• **Exercise prompt**: Reproduce each line of the listing exactly.

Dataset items
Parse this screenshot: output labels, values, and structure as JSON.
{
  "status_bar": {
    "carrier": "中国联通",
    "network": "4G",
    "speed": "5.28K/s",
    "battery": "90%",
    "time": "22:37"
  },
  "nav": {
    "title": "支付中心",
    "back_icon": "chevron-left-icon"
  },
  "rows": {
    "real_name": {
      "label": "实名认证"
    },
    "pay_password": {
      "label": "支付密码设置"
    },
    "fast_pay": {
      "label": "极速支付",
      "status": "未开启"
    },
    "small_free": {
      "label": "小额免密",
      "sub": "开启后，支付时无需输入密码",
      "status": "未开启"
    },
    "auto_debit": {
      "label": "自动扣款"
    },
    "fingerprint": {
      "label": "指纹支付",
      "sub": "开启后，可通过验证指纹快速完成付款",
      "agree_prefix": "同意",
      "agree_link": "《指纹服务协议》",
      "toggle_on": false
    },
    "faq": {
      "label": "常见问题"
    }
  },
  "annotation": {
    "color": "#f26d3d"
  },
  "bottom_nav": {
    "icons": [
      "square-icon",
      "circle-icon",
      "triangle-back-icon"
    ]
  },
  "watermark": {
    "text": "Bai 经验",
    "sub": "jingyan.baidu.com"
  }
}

• **Complete answer**:
Parse this screenshot: output labels, values, and structure as JSON.
{
  "status_bar": {
    "carrier": "中国联通",
    "network": "4G",
    "speed": "5.28K/s",
    "battery": "90%",
    "time": "22:37"
  },
  "nav": {
    "title": "支付中心",
    "back_icon": "chevron-left-icon"
  },
  "rows": {
    "real_name": {
      "label": "实名认证"
    },
    "pay_password": {
      "label": "支付密码设置"
    },
    "fast_pay": {
      "label": "极速支付",
      "status": "未开启"
    },
    "small_free": {
      "label": "小额免密",
      "sub": "开启后，支付时无需输入密码",
      "status": "未开启"
    },
    "auto_debit": {
      "label": "自动扣款"
    },
    "fingerprint": {
      "label": "指纹支付",
      "sub": "开启后，可通过验证指纹快速完成付款",
      "agree_prefix": "同意",
      "agree_link": "《指纹服务协议》",
      "toggle_on": false
    },
    "faq": {
      "label": "常见问题"
    }
  },
  "annotation": {
    "color": "#f26d3d"
  },
  "bottom_nav": {
    "icons": [
      "square-icon",
      "circle-icon",
      "triangle-back-icon"
    ]
  },
  "watermark": {
    "text": "Bai 经验",
    "sub": "jingyan.baidu.com"
  }
}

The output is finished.